● **Aim of the task**:
Transcribe the whole listing below without changing a word, but leave out every image.

(Stored dataset items)

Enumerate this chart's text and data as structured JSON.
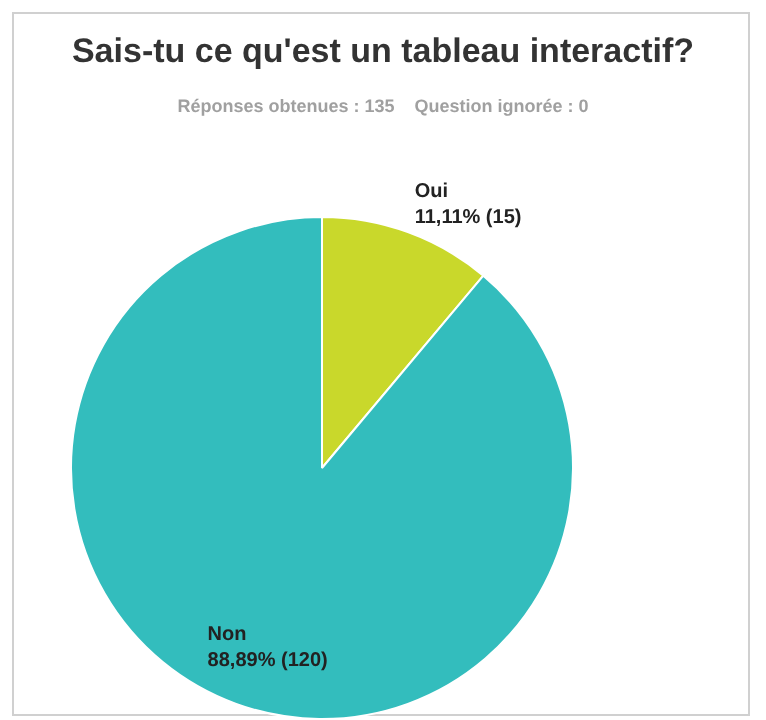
{
  "chart_data": {
    "type": "pie",
    "title": "Sais-tu ce qu'est un tableau interactif?",
    "subtitle": "Réponses obtenues : 135    Question ignorée : 0",
    "categories": [
      "Oui",
      "Non"
    ],
    "values": [
      15,
      120
    ],
    "colors": [
      "#c9d82b",
      "#33bdbd"
    ],
    "value_labels": [
      "11,11% (15)",
      "88,89% (120)"
    ],
    "legend": false
  }
}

● **Full output**:
Enumerate this chart's text and data as structured JSON.
{
  "chart_data": {
    "type": "pie",
    "title": "Sais-tu ce qu'est un tableau interactif?",
    "subtitle": "Réponses obtenues : 135    Question ignorée : 0",
    "categories": [
      "Oui",
      "Non"
    ],
    "values": [
      15,
      120
    ],
    "colors": [
      "#c9d82b",
      "#33bdbd"
    ],
    "value_labels": [
      "11,11% (15)",
      "88,89% (120)"
    ],
    "legend": false
  }
}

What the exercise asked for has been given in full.